*Given data*
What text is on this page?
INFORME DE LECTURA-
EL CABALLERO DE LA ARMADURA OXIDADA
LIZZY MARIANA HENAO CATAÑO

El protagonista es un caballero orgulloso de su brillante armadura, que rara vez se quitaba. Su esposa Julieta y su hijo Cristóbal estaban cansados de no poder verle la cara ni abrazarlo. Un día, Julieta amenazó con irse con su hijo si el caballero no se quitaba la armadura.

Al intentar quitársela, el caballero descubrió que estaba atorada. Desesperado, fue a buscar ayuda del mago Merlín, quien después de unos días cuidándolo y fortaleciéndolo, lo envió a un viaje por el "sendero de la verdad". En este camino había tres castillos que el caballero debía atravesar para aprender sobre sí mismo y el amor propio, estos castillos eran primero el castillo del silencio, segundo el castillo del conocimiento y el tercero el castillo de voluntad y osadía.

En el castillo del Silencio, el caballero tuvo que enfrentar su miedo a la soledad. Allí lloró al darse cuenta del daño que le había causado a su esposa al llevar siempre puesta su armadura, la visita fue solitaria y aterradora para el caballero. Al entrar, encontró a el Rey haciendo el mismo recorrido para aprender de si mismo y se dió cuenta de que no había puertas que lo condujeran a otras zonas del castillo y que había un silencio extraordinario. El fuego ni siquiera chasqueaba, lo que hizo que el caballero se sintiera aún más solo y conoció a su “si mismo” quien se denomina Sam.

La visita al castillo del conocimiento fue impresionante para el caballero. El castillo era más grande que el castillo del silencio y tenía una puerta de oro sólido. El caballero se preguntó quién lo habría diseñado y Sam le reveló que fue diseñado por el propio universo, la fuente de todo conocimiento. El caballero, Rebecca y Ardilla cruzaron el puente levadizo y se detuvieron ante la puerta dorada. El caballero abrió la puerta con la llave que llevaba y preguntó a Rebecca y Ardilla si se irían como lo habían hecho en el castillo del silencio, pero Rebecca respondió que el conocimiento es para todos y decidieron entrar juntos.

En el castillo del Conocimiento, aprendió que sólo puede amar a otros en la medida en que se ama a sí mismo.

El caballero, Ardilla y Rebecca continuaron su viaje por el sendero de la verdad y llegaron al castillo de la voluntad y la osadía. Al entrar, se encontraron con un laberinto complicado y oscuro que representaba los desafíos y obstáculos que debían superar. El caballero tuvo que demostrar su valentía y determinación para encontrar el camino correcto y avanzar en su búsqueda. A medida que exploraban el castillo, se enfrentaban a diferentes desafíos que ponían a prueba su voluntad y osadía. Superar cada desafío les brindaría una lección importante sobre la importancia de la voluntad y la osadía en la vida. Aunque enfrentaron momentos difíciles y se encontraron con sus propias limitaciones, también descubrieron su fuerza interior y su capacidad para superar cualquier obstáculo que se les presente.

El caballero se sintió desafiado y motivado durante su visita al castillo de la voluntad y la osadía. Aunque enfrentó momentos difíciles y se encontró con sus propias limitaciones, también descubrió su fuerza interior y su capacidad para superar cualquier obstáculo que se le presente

*Written problem*
Copy all lines from the listing that contain "esposa".

*Correct result*
El protagonista es un caballero orgulloso de su brillante armadura, que rara vez se quitaba. Su esposa Julieta y su hijo Cristóbal estaban cansados de no poder verle la cara ni abrazarlo. Un día, Julieta amenazó con irse con su hijo si el caballero no se quitaba la armadura.
En el castillo del Silencio, el caballero tuvo que enfrentar su miedo a la soledad. Allí lloró al darse cuenta del daño que le había causado a su esposa al llevar siempre puesta su armadura, la visita fue solitaria y aterradora para el caballero. Al entrar, encontró a el Rey haciendo el mismo recorrido para aprender de si mismo y se dió cuenta de que no había puertas que lo condujeran a otras zonas del castillo y que había un silencio extraordinario. El fuego ni siquiera chasqueaba, lo que hizo que el caballero se sintiera aún más solo y conoció a su “si mismo” quien se denomina Sam.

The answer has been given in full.